### Stated exercise
Scan the data below for the string "down". Copy every line where it appears.
* * * *
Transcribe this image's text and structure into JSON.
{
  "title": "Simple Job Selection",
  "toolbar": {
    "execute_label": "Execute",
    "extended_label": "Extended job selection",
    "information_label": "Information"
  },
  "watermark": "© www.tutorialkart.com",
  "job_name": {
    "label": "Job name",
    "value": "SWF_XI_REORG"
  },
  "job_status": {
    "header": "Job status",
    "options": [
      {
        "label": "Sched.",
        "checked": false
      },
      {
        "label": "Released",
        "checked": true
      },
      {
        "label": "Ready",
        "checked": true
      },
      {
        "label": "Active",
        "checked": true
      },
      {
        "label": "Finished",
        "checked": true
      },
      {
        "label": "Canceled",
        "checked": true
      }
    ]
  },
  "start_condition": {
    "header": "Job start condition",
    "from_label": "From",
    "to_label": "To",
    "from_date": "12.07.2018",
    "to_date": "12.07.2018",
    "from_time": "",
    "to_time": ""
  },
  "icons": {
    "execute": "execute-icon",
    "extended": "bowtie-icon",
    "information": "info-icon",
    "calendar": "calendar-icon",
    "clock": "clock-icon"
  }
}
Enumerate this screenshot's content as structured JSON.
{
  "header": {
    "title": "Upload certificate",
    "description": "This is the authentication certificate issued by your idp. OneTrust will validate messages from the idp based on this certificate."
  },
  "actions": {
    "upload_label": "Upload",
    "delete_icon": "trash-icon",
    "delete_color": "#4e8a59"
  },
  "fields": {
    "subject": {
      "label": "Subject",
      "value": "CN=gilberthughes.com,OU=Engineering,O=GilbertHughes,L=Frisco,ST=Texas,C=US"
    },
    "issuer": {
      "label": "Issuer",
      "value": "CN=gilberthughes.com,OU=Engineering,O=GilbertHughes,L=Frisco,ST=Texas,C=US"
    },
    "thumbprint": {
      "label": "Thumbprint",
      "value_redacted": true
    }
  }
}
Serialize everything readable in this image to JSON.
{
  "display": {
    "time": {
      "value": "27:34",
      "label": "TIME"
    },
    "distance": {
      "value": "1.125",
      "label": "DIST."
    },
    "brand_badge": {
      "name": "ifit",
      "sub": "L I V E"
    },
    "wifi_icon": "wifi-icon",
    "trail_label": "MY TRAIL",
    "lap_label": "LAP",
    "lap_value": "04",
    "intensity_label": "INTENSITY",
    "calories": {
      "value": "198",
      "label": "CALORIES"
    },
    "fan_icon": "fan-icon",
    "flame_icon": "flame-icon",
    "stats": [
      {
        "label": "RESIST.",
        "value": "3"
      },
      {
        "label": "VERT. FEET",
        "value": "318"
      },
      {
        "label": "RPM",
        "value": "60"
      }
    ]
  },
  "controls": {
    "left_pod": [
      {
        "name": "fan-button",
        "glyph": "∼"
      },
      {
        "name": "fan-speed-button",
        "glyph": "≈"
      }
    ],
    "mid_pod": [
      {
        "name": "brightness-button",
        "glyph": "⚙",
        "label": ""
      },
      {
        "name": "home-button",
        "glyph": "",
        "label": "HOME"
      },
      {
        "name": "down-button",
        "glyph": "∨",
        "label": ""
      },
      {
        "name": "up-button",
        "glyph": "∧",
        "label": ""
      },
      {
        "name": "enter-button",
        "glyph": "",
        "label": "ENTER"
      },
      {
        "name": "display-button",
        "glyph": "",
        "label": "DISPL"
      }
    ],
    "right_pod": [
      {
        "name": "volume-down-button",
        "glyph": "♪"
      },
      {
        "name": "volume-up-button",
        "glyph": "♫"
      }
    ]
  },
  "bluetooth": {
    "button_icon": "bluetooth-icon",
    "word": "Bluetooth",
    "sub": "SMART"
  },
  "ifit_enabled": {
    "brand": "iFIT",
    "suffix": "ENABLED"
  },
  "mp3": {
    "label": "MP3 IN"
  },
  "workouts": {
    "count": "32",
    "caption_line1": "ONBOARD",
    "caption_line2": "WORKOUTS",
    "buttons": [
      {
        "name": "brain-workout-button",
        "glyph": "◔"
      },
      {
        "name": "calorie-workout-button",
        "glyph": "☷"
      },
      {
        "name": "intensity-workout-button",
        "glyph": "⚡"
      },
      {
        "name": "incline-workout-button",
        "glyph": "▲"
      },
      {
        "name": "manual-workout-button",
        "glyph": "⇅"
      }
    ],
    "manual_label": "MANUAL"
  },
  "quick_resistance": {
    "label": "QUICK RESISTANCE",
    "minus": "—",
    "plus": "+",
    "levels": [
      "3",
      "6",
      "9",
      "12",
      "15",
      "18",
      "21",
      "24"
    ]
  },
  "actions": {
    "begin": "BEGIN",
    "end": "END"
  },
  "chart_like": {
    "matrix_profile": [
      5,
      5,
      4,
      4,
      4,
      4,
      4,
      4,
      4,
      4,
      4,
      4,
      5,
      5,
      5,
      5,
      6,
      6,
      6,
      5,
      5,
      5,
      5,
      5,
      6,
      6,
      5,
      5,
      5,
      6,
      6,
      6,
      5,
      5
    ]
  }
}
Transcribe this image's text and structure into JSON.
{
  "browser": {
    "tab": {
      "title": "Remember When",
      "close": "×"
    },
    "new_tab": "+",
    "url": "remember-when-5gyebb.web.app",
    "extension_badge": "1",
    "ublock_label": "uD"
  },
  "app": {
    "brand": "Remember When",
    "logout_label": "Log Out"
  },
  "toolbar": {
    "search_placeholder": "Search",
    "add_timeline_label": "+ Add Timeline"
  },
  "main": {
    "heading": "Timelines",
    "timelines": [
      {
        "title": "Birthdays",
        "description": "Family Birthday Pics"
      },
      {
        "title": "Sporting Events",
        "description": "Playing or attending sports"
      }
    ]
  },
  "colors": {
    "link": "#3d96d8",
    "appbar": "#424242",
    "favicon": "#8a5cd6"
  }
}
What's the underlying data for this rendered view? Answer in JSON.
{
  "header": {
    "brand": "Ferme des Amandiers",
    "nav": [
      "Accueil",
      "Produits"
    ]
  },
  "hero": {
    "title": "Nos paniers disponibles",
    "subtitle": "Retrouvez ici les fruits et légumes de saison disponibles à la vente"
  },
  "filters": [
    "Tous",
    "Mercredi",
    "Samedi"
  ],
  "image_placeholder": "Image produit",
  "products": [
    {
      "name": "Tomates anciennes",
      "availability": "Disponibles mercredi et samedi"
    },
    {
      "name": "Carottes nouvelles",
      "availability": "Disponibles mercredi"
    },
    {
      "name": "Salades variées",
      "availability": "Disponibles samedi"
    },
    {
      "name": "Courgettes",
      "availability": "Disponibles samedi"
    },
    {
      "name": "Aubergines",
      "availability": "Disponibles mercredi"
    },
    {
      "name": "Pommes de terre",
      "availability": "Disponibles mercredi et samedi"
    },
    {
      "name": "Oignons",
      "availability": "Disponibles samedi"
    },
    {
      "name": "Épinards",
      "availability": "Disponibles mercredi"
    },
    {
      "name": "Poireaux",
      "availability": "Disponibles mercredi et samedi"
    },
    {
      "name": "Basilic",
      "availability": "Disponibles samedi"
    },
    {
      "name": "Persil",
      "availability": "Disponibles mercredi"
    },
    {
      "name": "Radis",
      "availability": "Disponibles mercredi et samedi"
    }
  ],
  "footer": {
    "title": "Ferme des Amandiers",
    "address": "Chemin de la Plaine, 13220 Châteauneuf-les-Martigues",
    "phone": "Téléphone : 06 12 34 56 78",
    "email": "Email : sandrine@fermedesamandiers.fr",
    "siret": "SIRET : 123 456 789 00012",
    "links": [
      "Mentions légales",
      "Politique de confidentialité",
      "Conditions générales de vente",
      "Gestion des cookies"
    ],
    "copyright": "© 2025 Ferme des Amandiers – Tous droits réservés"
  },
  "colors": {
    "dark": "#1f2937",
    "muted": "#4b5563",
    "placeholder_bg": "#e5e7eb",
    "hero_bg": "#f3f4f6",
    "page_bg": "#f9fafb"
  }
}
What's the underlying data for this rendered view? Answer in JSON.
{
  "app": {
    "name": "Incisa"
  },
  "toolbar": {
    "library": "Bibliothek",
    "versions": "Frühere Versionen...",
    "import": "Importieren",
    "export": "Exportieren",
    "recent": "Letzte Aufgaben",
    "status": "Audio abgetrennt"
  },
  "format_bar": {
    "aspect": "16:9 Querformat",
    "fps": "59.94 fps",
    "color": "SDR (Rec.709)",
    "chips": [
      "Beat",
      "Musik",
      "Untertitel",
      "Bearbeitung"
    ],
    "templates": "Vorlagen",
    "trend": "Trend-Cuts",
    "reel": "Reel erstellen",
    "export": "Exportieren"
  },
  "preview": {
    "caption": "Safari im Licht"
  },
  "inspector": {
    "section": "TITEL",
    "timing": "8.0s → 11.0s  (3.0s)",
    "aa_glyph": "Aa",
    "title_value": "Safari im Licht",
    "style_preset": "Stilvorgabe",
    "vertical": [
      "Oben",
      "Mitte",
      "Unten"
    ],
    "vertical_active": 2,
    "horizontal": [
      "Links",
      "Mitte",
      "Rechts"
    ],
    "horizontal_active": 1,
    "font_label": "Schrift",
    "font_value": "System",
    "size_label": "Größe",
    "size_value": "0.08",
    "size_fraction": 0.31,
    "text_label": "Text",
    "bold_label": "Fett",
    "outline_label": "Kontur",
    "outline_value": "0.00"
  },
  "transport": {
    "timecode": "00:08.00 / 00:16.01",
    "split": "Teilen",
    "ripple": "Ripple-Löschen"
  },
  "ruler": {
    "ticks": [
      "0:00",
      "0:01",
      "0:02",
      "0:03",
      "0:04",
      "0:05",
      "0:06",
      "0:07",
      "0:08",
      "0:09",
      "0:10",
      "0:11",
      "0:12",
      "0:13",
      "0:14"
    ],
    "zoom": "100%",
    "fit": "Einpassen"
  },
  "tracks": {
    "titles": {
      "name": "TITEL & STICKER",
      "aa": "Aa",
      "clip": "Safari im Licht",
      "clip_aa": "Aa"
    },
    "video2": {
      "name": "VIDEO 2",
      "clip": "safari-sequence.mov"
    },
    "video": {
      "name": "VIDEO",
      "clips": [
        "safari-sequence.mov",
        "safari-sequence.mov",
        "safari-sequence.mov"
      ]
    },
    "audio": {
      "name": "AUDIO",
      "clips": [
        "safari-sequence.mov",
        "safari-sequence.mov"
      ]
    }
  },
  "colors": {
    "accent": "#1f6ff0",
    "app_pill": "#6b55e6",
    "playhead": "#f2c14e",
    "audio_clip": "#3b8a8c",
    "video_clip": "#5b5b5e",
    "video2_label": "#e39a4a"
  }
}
* * * *
### Exercise output
        "name": "down-button",
        "name": "volume-down-button",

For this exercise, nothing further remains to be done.